### Selected extract:

Re: [PATCH] md: do not write resync checkpoint, if max_sector has been reached.

NeilBrown <neilb@xxxxxxx> · Mon, 31 Jan 2011 13:45:57 +1100

On Thu, 27 Jan 2011 17:50:15 +0100 Przemyslaw Czarnowski
<przemyslaw.hawrylewicz.czarnowski@xxxxxxxxx> wrote:

> If disk fails during resync, sync service of personality usually skips the
> rest of not synchronized stripes. It finishes sync thread (md_do_sync())
> and wakes up the main raid thread. md_recovery_check() starts and
> unregisteres sync thread.
> In the meanwhile mdmon also services failed disk - removes and replaces it
> with a new one (if it was available).
> If checkpoint is stored (with value of array's max_sector), next
> md_recovery_check() will restart resync. It finishes normally and
> activates ALL spares (including the one added recently) what is wrong.
> Another md_recovery_check() will not start recovery as all disks are in
> sync. If checkpoint is not stored, second resync does not start and
> recovery can proceed.
> 
> Signed-off-by: Przemyslaw Czarnowski <przemyslaw.hawrylewicz.czarnowski@xxxxxxxxx>
> ---
>  drivers/md/md.c |    3 ++-
>  1 files changed, 2 insertions(+), 1 deletions(-)
> 
> diff --git a/drivers/md/md.c b/drivers/md/md.c
> index 3e40aad..6eda858 100644
> --- a/drivers/md/md.c
> +++ b/drivers/md/md.c
> @@ -6929,7 +6929,8 @@ void md_do_sync(mddev_t *mddev)
>  	if (!test_bit(MD_RECOVERY_CHECK, &mddev->recovery) &&
>  	    mddev->curr_resync > 2) {
>  		if (test_bit(MD_RECOVERY_SYNC, &mddev->recovery)) {
> -			if (test_bit(MD_RECOVERY_INTR, &mddev->recovery)) {
> +			if (test_bit(MD_RECOVERY_INTR, &mddev->recovery) &&
> +			    mddev->curr_resync < max_sectors) {
>  				if (mddev->curr_resync >= mddev->recovery_cp) {
>  					printk(KERN_INFO
>  					       "md: checkpointing %s of %s.\n",
> 

This is wrong.  If curr_resync has reached some value, then the array *is*
in-sync up to that point.

If a device fails then that often makes the array fully in-sync - because
there it no longer any room for inconsistency.

### To do:
1/ Reproduce from the md resync patch thread, word for word, everything from "On Thu, 27 Jan" down to "what is wrong.".
2/ Answer these questions about the md resync patch thread:
(a) Which file does the patch change?
(b) Which function contains the changed code?
(c) According to the patch description, what does mdmon do with a failed disk?
3/ Write what comes next in the md resync patch thread, starting after its last sentence.

### Stored data:

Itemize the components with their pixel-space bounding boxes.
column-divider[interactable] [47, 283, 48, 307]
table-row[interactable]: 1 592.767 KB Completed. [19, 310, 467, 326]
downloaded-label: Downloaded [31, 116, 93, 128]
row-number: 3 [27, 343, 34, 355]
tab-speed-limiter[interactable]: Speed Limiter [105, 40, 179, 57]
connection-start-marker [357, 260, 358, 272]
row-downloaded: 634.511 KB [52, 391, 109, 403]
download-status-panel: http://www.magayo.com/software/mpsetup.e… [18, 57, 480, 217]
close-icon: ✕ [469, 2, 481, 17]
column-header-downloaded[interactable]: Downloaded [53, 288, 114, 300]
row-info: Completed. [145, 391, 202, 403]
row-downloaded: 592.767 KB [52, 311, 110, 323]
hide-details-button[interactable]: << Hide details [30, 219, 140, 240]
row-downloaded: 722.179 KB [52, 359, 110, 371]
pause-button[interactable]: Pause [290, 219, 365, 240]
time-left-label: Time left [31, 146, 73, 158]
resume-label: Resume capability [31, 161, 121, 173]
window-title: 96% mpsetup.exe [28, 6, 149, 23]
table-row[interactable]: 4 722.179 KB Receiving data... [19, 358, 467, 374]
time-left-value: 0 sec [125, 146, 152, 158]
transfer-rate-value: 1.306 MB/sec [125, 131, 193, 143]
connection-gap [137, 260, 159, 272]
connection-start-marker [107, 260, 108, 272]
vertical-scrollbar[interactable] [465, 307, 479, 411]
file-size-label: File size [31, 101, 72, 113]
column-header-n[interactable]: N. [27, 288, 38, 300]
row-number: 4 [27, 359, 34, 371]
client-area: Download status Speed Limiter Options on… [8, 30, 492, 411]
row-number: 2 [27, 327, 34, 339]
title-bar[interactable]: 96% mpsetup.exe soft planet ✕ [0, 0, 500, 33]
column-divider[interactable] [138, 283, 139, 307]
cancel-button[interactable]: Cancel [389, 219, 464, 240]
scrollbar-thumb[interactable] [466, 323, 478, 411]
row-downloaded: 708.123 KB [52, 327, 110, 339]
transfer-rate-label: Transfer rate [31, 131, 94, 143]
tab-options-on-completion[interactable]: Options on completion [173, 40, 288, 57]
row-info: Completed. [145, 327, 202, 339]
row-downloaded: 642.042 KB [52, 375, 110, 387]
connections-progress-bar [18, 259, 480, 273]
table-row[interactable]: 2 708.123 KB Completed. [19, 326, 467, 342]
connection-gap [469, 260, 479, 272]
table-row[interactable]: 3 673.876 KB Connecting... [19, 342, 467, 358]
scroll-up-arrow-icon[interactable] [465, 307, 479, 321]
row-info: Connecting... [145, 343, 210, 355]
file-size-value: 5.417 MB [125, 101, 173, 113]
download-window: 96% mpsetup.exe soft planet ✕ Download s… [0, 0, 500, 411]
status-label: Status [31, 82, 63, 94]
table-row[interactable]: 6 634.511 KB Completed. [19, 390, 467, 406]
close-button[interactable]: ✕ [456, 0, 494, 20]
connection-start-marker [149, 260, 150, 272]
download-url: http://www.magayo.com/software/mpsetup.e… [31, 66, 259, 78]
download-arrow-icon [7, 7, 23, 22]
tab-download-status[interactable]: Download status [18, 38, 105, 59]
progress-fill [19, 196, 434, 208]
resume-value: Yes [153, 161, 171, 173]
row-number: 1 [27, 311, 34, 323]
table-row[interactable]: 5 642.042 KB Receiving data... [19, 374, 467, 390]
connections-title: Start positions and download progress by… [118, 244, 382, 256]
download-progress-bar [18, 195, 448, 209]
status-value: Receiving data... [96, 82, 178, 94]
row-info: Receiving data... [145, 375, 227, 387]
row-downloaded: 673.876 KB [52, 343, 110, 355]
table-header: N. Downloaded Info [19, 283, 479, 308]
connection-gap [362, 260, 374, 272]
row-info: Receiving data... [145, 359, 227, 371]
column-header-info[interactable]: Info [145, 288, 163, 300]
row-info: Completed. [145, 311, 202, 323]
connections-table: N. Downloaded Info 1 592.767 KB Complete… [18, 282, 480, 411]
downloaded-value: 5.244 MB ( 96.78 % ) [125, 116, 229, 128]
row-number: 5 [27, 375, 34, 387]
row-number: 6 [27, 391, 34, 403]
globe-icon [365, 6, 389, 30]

### Answer list:
1/
On Thu, 27 Jan 2011 17:50:15 +0100 Przemyslaw Czarnowski
<przemyslaw.hawrylewicz.czarnowski@xxxxxxxxx> wrote:

> If disk fails during resync, sync service of personality usually skips the
> rest of not synchronized stripes. It finishes sync thread (md_do_sync())
> and wakes up the main raid thread. md_recovery_check() starts and
> unregisteres sync thread.
> In the meanwhile mdmon also services failed disk - removes and replaces it
> with a new one (if it was available).
> If checkpoint is stored (with value of array's max_sector), next
> md_recovery_check() will restart resync. It finishes normally and
> activates ALL spares (including the one added recently) what is wrong.

2/
(a) drivers/md/md.c
(b) md_do_sync()
(c) It removes the failed disk and replaces it with a new one, if one was available.

3/
This is particularly true for RAID1.  If one drive in a 2-drive RAID1 fails,
then the array instantly becomes in-sync.
For RAID5, we should arguably fail the array at that point rather than
marking it in-sync, but that would probably cause more data loss than it
avoids, so we don't.
In any case - the array is now in-sync.

If a spare is added by mdmon at this time, then the array is not 'out of
sync', it is 'in need for recovery'.  'recovery' and 'resync' are different
things.

md_check_recovery should run remove_and_add_spares are this point.  That
should return a non-zero value (because it found the spare that mdmon added)
and  should then start a recovery pass which will ignore recovery_cp (which
is a really badly chosen variable name - it should be 'resync_cp', not
'recovery_cp'.

So if you are experiencing a problem where mdmon adds a spare and appears to
get recovered instantly, (which is what you seem to be saying) then the
problem is else-where.
If you can reproduce it, then it would help to put some tracing in
md_check_recovery, particularly reporting the return value of
remove_and_add_spares, and the value that is finally chosen for
mddev->recovery.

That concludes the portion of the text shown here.